**What is expected:** Find the lines holding "Thence" and copy them.

**Data to use:**
————
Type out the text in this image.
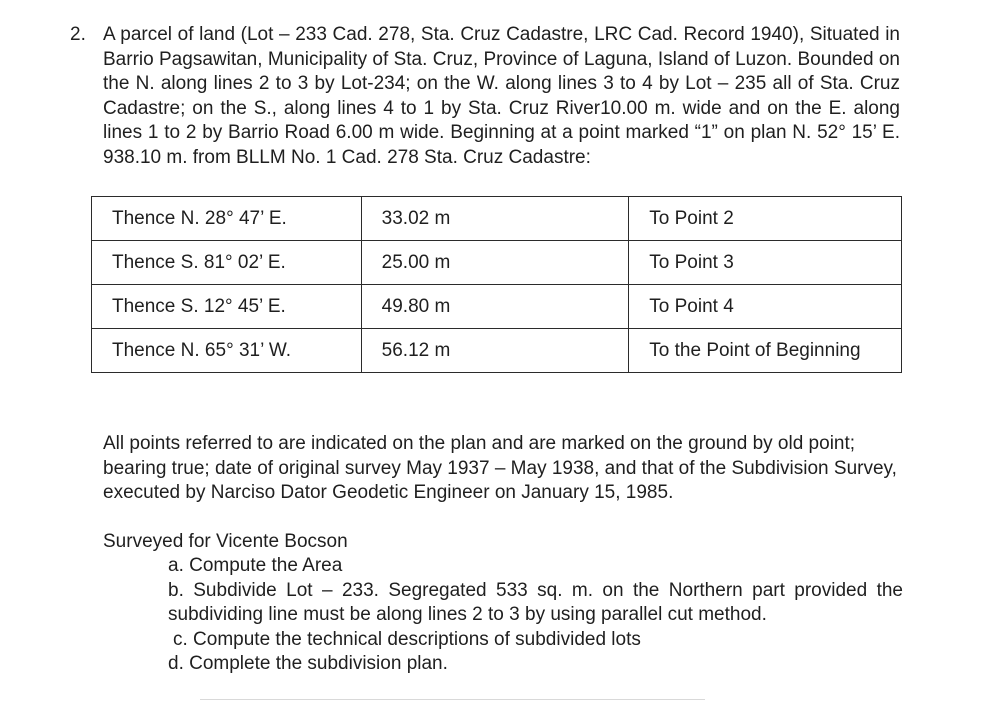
2. A parcel of land (Lot – 233 Cad. 278, Sta. Cruz Cadastre, LRC Cad. Record 1940), Situated in Barrio Pagsawitan, Municipality of Sta. Cruz, Province of Laguna, Island of Luzon. Bounded on the N. along lines 2 to 3 by Lot-234; on the W. along lines 3 to 4 by Lot – 235 all of Sta. Cruz Cadastre; on the S., along lines 4 to 1 by Sta. Cruz River10.00 m. wide and on the E. along lines 1 to 2 by Barrio Road 6.00 m wide. Beginning at a point marked “1” on plan N. 52° 15’ E. 938.10 m. from BLLM No. 1 Cad. 278 Sta. Cruz Cadastre:
Thence N. 28° 47’ E.	33.02 m	To Point 2
Thence S. 81° 02’ E.	25.00 m	To Point 3
Thence S. 12° 45’ E.	49.80 m	To Point 4
Thence N. 65° 31’ W.	56.12 m	To the Point of Beginning
All points referred to are indicated on the plan and are marked on the ground by old point; bearing true; date of original survey May 1937 – May 1938, and that of the Subdivision Survey, executed by Narciso Dator Geodetic Engineer on January 15, 1985.
Surveyed for Vicente Bocson

a. Compute the Area

b. Subdivide Lot – 233. Segregated 533 sq. m. on the Northern part provided the subdividing line must be along lines 2 to 3 by using parallel cut method.

c. Compute the technical descriptions of subdivided lots

d. Complete the subdivision plan.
————
**Answer in full:**
Thence N. 28° 47’ E.	33.02 m	To Point 2
Thence S. 81° 02’ E.	25.00 m	To Point 3
Thence S. 12° 45’ E.	49.80 m	To Point 4
Thence N. 65° 31’ W.	56.12 m	To the Point of Beginning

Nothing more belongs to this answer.